** START RAW RECORDS **

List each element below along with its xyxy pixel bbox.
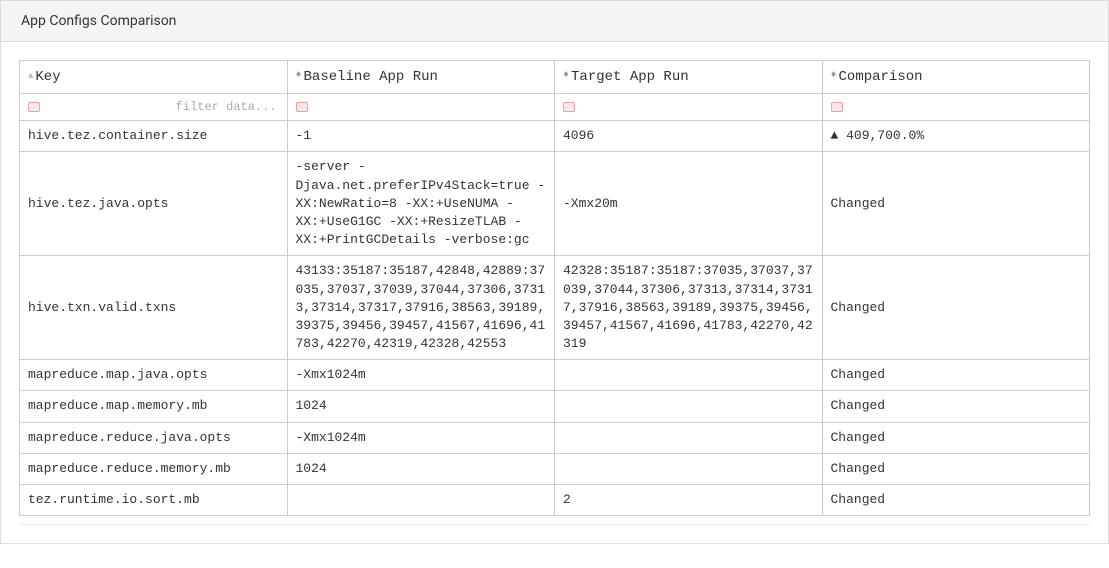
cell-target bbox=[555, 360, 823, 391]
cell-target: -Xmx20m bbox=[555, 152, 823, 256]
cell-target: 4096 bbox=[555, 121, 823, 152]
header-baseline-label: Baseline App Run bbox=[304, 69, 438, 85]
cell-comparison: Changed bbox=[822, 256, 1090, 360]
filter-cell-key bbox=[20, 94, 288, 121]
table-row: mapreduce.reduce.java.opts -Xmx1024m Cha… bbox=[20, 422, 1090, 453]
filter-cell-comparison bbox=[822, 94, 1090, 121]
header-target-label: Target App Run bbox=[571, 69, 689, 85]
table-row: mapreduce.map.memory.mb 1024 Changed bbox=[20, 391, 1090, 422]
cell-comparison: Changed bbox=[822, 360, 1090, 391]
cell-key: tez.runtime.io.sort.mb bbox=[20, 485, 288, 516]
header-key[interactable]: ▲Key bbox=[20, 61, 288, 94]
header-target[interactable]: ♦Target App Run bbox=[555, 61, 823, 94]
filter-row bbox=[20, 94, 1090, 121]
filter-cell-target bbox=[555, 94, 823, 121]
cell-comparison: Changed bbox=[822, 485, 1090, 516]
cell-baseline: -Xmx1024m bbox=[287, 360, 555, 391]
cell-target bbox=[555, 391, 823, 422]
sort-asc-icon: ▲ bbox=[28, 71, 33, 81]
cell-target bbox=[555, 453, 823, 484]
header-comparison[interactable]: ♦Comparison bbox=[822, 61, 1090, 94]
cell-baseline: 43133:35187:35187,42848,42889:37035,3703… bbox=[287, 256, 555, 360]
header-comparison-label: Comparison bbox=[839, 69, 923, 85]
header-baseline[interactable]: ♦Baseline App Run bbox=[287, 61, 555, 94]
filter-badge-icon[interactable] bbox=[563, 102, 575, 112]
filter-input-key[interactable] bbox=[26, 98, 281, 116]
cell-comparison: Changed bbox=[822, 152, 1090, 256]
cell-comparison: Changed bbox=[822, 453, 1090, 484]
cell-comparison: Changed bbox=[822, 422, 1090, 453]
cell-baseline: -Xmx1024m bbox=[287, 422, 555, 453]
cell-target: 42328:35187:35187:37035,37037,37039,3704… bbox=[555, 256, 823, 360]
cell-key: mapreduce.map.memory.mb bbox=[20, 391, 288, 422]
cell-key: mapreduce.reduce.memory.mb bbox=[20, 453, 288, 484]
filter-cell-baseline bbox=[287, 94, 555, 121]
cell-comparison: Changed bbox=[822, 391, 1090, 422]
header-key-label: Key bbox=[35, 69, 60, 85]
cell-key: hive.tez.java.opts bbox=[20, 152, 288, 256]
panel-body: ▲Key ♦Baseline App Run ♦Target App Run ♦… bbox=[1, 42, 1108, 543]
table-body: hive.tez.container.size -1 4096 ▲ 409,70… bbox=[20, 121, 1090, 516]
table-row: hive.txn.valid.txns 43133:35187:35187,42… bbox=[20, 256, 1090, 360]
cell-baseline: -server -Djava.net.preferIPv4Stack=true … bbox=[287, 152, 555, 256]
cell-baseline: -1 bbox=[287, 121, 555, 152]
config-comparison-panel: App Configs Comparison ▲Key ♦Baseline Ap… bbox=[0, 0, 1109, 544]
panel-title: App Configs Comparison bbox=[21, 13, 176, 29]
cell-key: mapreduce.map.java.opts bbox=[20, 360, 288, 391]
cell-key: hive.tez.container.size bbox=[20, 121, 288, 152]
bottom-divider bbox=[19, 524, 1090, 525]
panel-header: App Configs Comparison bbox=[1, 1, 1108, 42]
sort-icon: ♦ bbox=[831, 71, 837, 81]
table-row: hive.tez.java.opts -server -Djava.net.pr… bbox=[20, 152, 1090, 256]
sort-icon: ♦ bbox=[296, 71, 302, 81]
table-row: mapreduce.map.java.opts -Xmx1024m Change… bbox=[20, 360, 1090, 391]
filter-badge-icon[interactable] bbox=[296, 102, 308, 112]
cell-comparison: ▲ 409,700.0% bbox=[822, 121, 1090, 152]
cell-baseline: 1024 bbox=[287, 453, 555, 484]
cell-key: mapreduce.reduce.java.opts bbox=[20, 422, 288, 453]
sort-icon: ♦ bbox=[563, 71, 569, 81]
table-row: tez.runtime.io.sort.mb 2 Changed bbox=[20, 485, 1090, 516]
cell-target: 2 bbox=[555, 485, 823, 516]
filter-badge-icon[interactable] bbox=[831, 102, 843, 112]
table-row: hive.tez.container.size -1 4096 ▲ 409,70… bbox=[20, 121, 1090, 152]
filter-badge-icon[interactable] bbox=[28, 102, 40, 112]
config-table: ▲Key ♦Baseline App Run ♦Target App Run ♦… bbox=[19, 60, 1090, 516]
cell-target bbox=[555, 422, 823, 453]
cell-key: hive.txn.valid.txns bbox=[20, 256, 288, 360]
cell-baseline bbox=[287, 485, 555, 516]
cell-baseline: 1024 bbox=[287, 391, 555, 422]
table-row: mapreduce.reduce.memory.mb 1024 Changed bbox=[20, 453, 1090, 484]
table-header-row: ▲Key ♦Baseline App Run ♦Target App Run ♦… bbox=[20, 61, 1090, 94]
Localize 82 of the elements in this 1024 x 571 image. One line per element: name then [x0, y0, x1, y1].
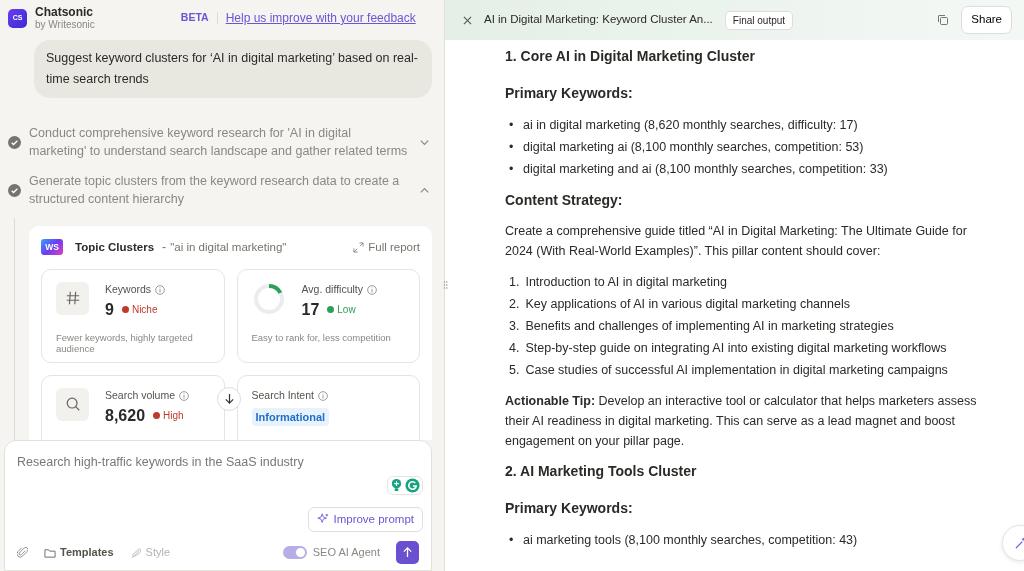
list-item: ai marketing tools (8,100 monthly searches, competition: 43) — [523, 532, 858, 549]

** END RAW RECORDS **

- _WHAT NEEDS TO BE DONE_
Retype the lines of the records starting at the line containing "cell-target bbox=[555, 360, 823, 391]" and ending with the line containing "filter-input-key[interactable] bbox=[26, 98, 281, 116]", keeping both of those lines.

- _COMPLETE ANSWER_
cell-target bbox=[555, 360, 823, 391]
cell-target: -Xmx20m bbox=[555, 152, 823, 256]
cell-target: 4096 bbox=[555, 121, 823, 152]
header-baseline-label: Baseline App Run bbox=[304, 69, 438, 85]
cell-comparison: Changed bbox=[822, 256, 1090, 360]
filter-cell-key bbox=[20, 94, 288, 121]
table-row: mapreduce.reduce.java.opts -Xmx1024m Cha… bbox=[20, 422, 1090, 453]
filter-cell-comparison bbox=[822, 94, 1090, 121]
header-target-label: Target App Run bbox=[571, 69, 689, 85]
table-row: mapreduce.map.memory.mb 1024 Changed bbox=[20, 391, 1090, 422]
cell-comparison: Changed bbox=[822, 360, 1090, 391]
cell-key: tez.runtime.io.sort.mb bbox=[20, 485, 288, 516]
header-key[interactable]: ▲Key bbox=[20, 61, 288, 94]
header-target[interactable]: ♦Target App Run bbox=[555, 61, 823, 94]
filter-row bbox=[20, 94, 1090, 121]
filter-cell-target bbox=[555, 94, 823, 121]
cell-comparison: Changed bbox=[822, 485, 1090, 516]
cell-baseline: -Xmx1024m bbox=[287, 360, 555, 391]
cell-target bbox=[555, 391, 823, 422]
sort-asc-icon: ▲ bbox=[28, 71, 33, 81]
cell-target bbox=[555, 453, 823, 484]
header-comparison[interactable]: ♦Comparison bbox=[822, 61, 1090, 94]
cell-baseline: 43133:35187:35187,42848,42889:37035,3703… bbox=[287, 256, 555, 360]
header-comparison-label: Comparison bbox=[839, 69, 923, 85]
header-baseline[interactable]: ♦Baseline App Run bbox=[287, 61, 555, 94]
filter-badge-icon[interactable] bbox=[563, 102, 575, 112]
filter-input-key[interactable] bbox=[26, 98, 281, 116]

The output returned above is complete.